* _Exercise_:
From the listing below, extract every line in which the word "JSON" appears.

(Dataset rows about figures)
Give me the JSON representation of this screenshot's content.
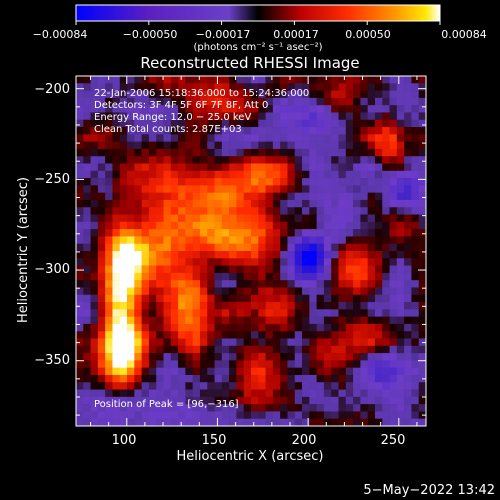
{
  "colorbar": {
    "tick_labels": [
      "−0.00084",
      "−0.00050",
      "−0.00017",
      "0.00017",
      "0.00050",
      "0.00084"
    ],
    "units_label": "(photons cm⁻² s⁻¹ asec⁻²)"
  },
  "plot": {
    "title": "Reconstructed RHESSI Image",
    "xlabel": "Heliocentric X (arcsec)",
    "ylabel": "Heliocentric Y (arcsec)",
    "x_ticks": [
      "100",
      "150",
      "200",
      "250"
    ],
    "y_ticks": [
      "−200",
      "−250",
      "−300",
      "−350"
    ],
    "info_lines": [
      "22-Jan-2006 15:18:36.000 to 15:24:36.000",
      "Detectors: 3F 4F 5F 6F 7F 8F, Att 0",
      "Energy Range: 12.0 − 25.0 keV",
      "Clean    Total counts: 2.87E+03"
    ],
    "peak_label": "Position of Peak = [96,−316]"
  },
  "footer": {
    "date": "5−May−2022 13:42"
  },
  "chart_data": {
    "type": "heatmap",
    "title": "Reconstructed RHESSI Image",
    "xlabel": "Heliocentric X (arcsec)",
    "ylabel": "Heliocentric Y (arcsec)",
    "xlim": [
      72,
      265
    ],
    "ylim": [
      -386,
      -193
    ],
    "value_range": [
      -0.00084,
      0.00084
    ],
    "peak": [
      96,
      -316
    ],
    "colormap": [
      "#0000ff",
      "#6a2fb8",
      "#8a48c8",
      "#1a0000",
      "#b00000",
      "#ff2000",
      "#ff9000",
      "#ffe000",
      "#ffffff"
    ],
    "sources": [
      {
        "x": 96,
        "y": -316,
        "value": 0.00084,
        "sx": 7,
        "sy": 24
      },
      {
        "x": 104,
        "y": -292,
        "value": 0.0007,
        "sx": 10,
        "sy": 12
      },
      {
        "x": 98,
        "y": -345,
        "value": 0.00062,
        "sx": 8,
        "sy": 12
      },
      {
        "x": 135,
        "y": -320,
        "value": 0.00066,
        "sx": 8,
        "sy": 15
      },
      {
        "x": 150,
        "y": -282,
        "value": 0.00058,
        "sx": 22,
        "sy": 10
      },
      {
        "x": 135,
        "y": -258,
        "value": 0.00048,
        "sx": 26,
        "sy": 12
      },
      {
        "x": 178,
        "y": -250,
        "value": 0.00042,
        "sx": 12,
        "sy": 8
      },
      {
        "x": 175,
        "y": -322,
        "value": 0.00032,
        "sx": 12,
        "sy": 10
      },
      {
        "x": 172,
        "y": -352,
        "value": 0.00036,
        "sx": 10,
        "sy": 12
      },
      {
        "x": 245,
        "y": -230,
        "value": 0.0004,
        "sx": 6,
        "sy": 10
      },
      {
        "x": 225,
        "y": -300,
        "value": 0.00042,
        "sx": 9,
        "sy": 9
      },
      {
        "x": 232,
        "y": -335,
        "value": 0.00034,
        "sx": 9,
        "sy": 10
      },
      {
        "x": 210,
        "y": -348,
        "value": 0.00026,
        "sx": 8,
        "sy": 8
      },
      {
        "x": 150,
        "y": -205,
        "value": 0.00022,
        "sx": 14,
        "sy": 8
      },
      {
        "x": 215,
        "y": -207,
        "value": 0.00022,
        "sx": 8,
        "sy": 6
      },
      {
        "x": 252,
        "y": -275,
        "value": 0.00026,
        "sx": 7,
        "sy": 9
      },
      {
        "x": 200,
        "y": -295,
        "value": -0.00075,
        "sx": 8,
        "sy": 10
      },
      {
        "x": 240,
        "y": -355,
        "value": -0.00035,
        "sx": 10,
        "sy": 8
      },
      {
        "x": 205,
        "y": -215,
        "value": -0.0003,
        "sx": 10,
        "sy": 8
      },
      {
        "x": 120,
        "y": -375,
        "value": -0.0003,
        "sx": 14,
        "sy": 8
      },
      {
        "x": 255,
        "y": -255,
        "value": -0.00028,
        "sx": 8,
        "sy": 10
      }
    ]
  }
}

* * *

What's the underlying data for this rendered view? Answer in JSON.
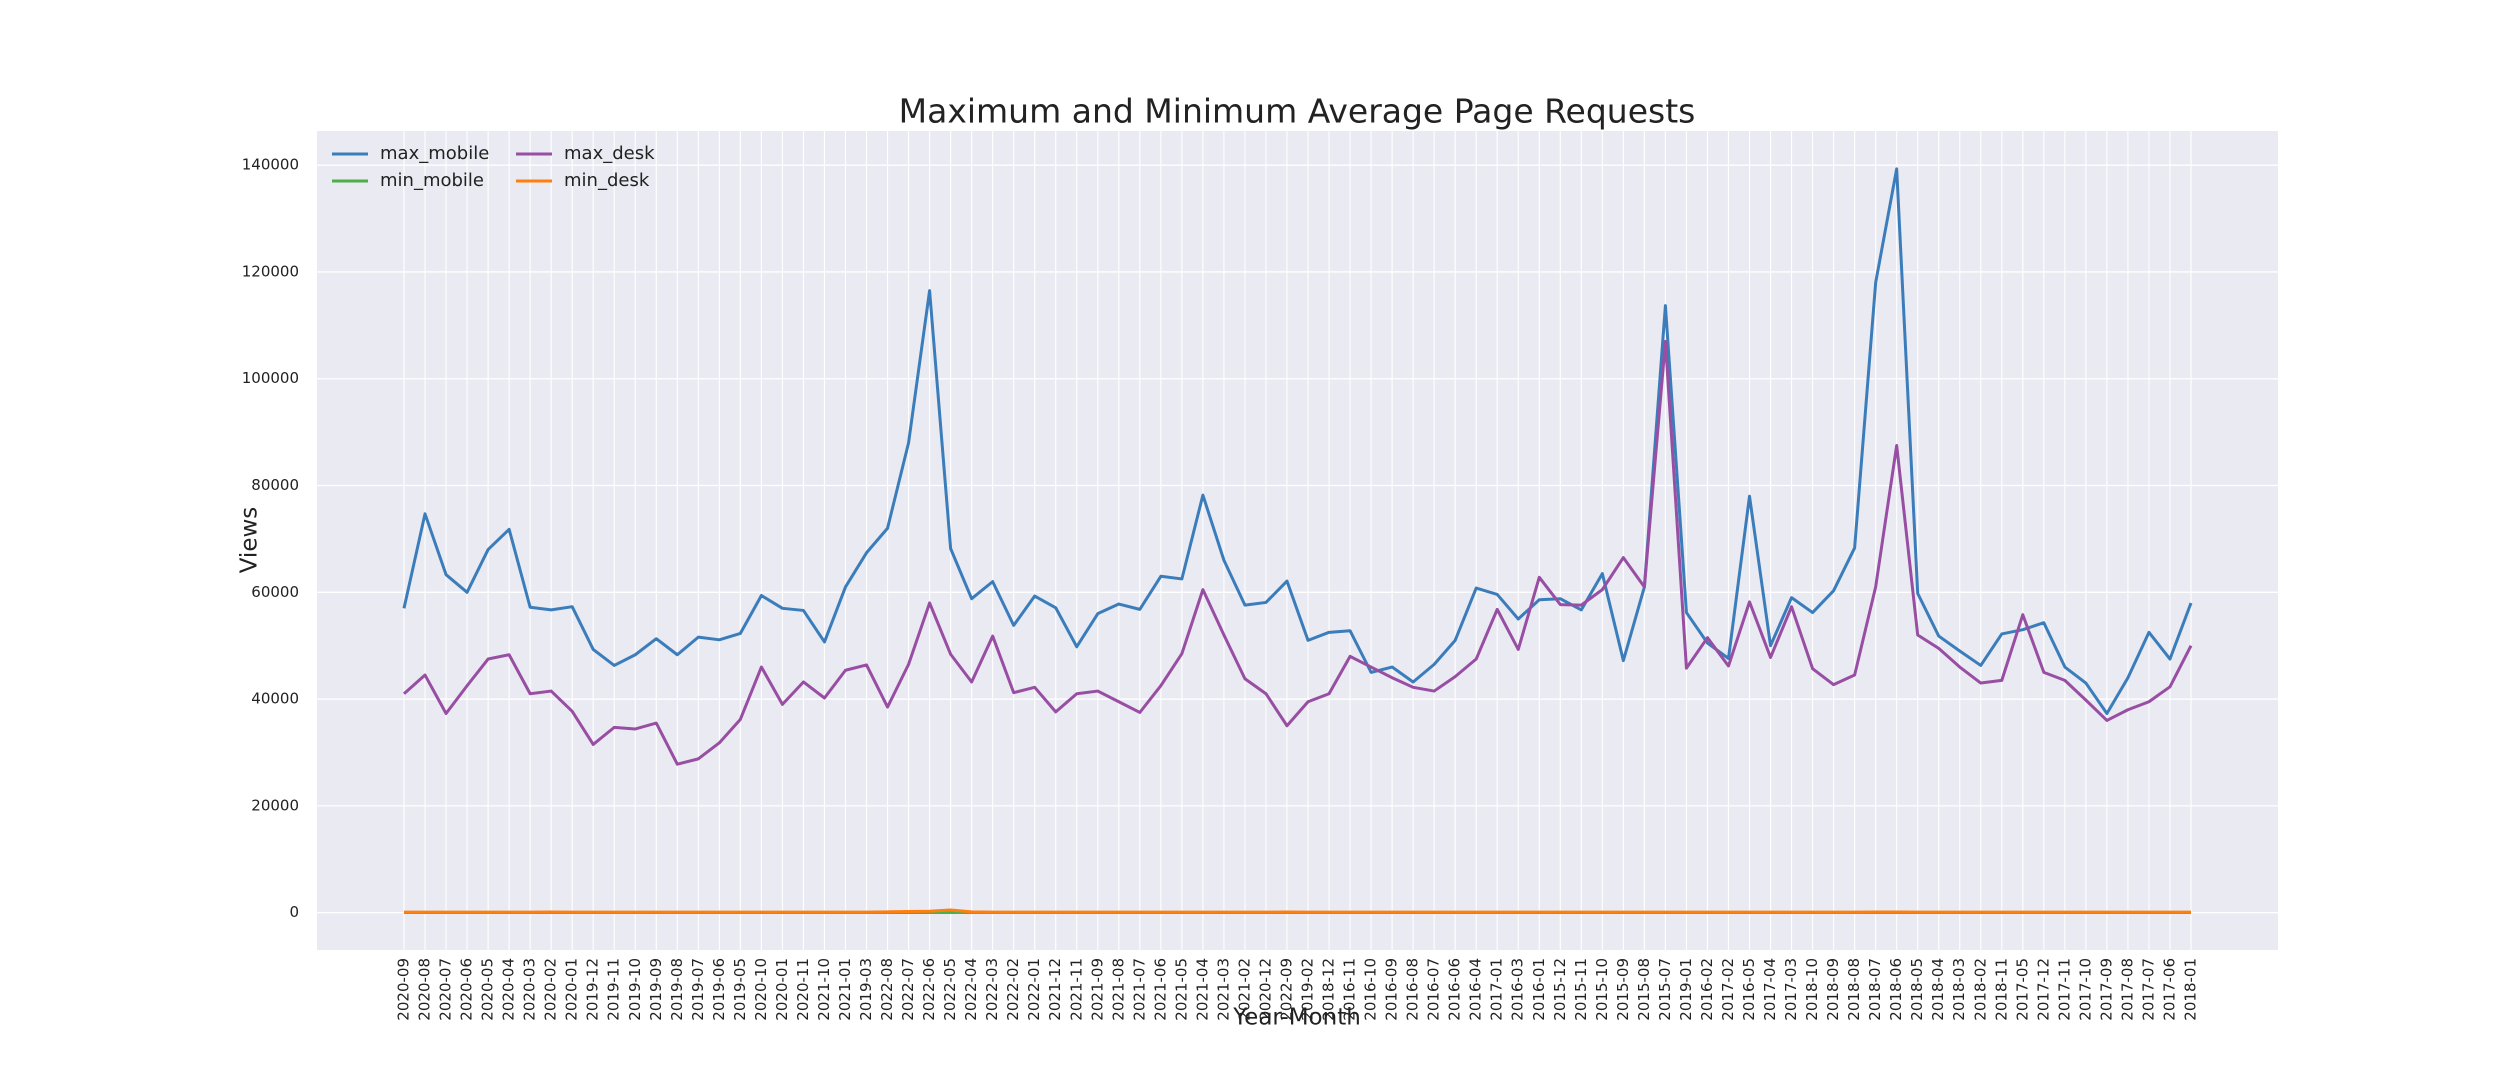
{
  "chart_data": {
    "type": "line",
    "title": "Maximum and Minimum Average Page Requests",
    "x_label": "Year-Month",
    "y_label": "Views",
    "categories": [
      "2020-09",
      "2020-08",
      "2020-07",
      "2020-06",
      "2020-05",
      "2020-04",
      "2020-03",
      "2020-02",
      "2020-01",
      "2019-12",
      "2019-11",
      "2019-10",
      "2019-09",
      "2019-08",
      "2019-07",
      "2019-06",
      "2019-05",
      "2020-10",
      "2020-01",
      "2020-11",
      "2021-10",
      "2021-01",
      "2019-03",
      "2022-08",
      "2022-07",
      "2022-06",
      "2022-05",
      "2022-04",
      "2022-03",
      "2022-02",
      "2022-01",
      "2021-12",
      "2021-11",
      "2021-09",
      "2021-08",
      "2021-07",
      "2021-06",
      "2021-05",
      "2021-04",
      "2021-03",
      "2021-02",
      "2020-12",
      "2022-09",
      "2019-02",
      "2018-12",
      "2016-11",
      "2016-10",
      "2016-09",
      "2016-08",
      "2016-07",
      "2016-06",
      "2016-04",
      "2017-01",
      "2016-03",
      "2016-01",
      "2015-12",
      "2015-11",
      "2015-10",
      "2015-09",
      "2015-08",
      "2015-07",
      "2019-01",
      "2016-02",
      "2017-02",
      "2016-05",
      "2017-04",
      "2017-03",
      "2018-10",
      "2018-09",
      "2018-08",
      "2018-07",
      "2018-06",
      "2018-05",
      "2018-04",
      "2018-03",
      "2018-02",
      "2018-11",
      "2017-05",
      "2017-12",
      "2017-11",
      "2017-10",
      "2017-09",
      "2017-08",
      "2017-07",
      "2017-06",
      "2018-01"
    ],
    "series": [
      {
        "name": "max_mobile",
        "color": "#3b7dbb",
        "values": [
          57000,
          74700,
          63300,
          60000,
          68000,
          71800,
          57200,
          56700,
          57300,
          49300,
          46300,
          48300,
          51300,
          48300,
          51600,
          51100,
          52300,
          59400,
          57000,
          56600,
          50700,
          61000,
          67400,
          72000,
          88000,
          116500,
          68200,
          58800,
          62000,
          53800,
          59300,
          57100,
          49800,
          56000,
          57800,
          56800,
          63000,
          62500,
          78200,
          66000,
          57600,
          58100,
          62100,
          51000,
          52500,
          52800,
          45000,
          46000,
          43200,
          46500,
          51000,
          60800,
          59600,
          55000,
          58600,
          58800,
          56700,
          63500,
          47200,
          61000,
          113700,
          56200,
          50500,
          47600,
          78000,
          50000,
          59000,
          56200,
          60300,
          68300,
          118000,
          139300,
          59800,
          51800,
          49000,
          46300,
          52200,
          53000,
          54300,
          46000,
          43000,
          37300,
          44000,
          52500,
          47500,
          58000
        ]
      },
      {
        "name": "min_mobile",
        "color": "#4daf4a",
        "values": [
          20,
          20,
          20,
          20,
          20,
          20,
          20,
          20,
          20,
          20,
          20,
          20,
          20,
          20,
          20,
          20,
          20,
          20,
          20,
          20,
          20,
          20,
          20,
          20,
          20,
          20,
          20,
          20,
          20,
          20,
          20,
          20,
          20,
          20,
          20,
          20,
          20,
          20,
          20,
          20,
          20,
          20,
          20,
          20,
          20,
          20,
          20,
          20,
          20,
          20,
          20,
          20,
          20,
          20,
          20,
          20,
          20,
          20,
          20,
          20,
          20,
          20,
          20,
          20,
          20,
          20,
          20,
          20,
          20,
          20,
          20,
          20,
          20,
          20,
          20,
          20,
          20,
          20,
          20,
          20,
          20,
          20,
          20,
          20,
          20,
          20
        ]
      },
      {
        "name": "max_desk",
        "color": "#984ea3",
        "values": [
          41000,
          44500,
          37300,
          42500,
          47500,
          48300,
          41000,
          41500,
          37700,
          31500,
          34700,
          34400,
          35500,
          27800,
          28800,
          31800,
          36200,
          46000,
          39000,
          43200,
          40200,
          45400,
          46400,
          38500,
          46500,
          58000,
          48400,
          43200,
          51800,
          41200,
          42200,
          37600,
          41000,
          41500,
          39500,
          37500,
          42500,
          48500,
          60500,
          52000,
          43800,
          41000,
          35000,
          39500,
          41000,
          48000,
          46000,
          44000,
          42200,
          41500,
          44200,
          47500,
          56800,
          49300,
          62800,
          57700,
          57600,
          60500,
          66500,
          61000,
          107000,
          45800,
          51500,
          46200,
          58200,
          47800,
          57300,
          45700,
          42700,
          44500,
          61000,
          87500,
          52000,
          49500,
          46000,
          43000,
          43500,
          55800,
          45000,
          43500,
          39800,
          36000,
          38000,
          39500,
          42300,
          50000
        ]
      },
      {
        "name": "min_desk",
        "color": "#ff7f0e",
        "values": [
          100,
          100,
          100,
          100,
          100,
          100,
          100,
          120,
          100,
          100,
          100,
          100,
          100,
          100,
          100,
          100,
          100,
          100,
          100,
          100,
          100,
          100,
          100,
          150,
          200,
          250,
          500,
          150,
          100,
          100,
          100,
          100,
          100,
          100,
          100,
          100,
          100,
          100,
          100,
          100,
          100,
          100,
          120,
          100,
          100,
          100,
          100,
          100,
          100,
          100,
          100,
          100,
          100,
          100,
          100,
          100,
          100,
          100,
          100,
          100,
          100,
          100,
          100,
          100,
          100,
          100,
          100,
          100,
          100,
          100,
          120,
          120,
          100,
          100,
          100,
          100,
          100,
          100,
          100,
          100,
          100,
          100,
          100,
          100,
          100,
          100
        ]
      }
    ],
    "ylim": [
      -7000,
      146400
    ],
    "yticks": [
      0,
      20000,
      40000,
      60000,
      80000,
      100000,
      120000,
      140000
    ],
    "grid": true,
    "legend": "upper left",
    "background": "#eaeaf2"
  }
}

* _The output_:
Give me the JSON representation of this screenshot's content.
What's the underlying data for this rendered view? Answer in JSON.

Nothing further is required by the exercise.